Rows from a dataset:
* start *

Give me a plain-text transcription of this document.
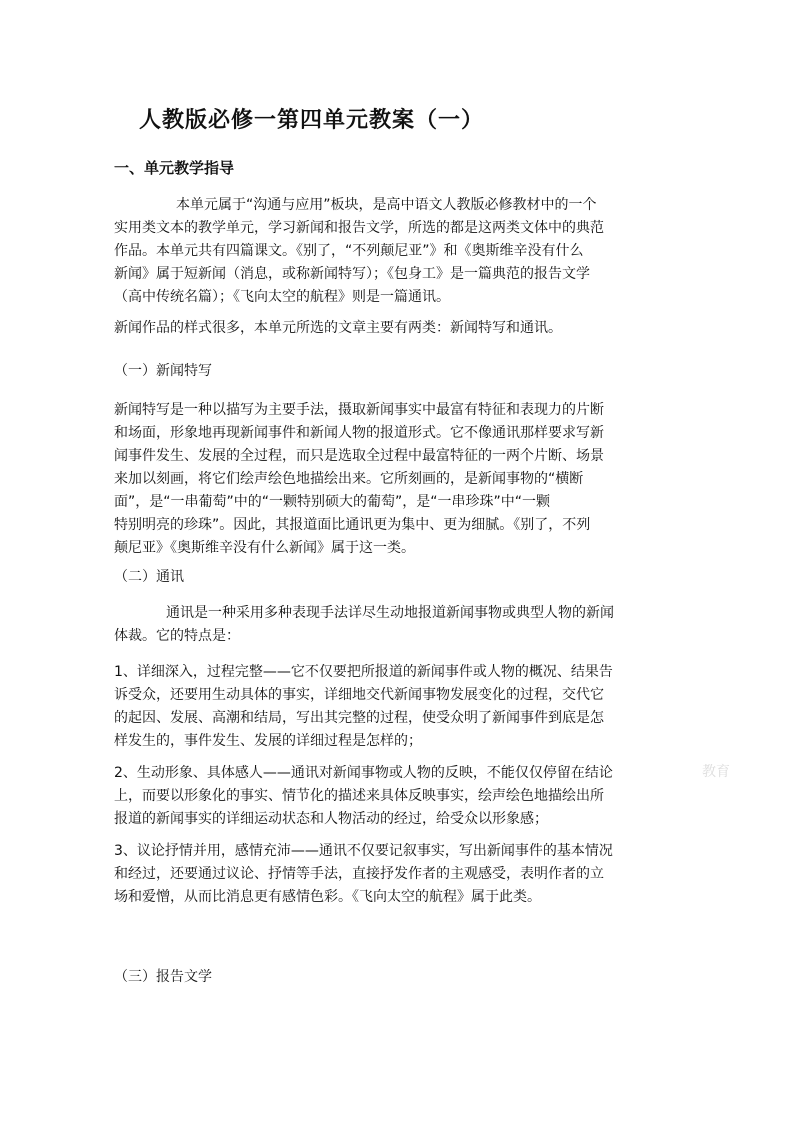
人教版必修一第四单元教案（一）
一、单元教学指导
本单元属于“沟通与应用”板块，是高中语文人教版必修教材中的一个
实用类文本的教学单元，学习新闻和报告文学，所选的都是这两类文体中的典范
作品。本单元共有四篇课文。《别了，“不列颠尼亚”》和《奥斯维辛没有什么
新闻》属于短新闻（消息，或称新闻特写）；《包身工》是一篇典范的报告文学
（高中传统名篇）；《飞向太空的航程》则是一篇通讯。
新闻作品的样式很多，本单元所选的文章主要有两类：新闻特写和通讯。
（一）新闻特写
新闻特写是一种以描写为主要手法，摄取新闻事实中最富有特征和表现力的片断
和场面，形象地再现新闻事件和新闻人物的报道形式。它不像通讯那样要求写新
闻事件发生、发展的全过程，而只是选取全过程中最富特征的一两个片断、场景
来加以刻画，将它们绘声绘色地描绘出来。它所刻画的，是新闻事物的“横断
面”，是“一串葡萄”中的“一颗特别硕大的葡萄”，是“一串珍珠”中“一颗
特别明亮的珍珠”。因此，其报道面比通讯更为集中、更为细腻。《别了，不列
颠尼亚》《奥斯维辛没有什么新闻》属于这一类。
（二）通讯
通讯是一种采用多种表现手法详尽生动地报道新闻事物或典型人物的新闻
体裁。它的特点是：
1、详细深入，过程完整——它不仅要把所报道的新闻事件或人物的概况、结果告
诉受众，还要用生动具体的事实，详细地交代新闻事物发展变化的过程，交代它
的起因、发展、高潮和结局，写出其完整的过程，使受众明了新闻事件到底是怎
样发生的，事件发生、发展的详细过程是怎样的；
2、生动形象、具体感人——通讯对新闻事物或人物的反映，不能仅仅停留在结论
上，而要以形象化的事实、情节化的描述来具体反映事实，绘声绘色地描绘出所
报道的新闻事实的详细运动状态和人物活动的经过，给受众以形象感；
3、议论抒情并用，感情充沛——通讯不仅要记叙事实，写出新闻事件的基本情况
和经过，还要通过议论、抒情等手法，直接抒发作者的主观感受，表明作者的立
场和爱憎，从而比消息更有感情色彩。《飞向太空的航程》属于此类。
（三）报告文学
教育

* end *

▶ [WHAT TO PRODUCE]
Your copy should hold every record word for word and none of the pictures.

▶ [SOLUTION BELOW]
Give me a plain-text transcription of this document.
人教版必修一第四单元教案（一）
一、单元教学指导
本单元属于“沟通与应用”板块，是高中语文人教版必修教材中的一个
实用类文本的教学单元，学习新闻和报告文学，所选的都是这两类文体中的典范
作品。本单元共有四篇课文。《别了，“不列颠尼亚”》和《奥斯维辛没有什么
新闻》属于短新闻（消息，或称新闻特写）；《包身工》是一篇典范的报告文学
（高中传统名篇）；《飞向太空的航程》则是一篇通讯。
新闻作品的样式很多，本单元所选的文章主要有两类：新闻特写和通讯。
（一）新闻特写
新闻特写是一种以描写为主要手法，摄取新闻事实中最富有特征和表现力的片断
和场面，形象地再现新闻事件和新闻人物的报道形式。它不像通讯那样要求写新
闻事件发生、发展的全过程，而只是选取全过程中最富特征的一两个片断、场景
来加以刻画，将它们绘声绘色地描绘出来。它所刻画的，是新闻事物的“横断
面”，是“一串葡萄”中的“一颗特别硕大的葡萄”，是“一串珍珠”中“一颗
特别明亮的珍珠”。因此，其报道面比通讯更为集中、更为细腻。《别了，不列
颠尼亚》《奥斯维辛没有什么新闻》属于这一类。
（二）通讯
通讯是一种采用多种表现手法详尽生动地报道新闻事物或典型人物的新闻
体裁。它的特点是：
1、详细深入，过程完整——它不仅要把所报道的新闻事件或人物的概况、结果告
诉受众，还要用生动具体的事实，详细地交代新闻事物发展变化的过程，交代它
的起因、发展、高潮和结局，写出其完整的过程，使受众明了新闻事件到底是怎
样发生的，事件发生、发展的详细过程是怎样的；
2、生动形象、具体感人——通讯对新闻事物或人物的反映，不能仅仅停留在结论
上，而要以形象化的事实、情节化的描述来具体反映事实，绘声绘色地描绘出所
报道的新闻事实的详细运动状态和人物活动的经过，给受众以形象感；
3、议论抒情并用，感情充沛——通讯不仅要记叙事实，写出新闻事件的基本情况
和经过，还要通过议论、抒情等手法，直接抒发作者的主观感受，表明作者的立
场和爱憎，从而比消息更有感情色彩。《飞向太空的航程》属于此类。
（三）报告文学
教育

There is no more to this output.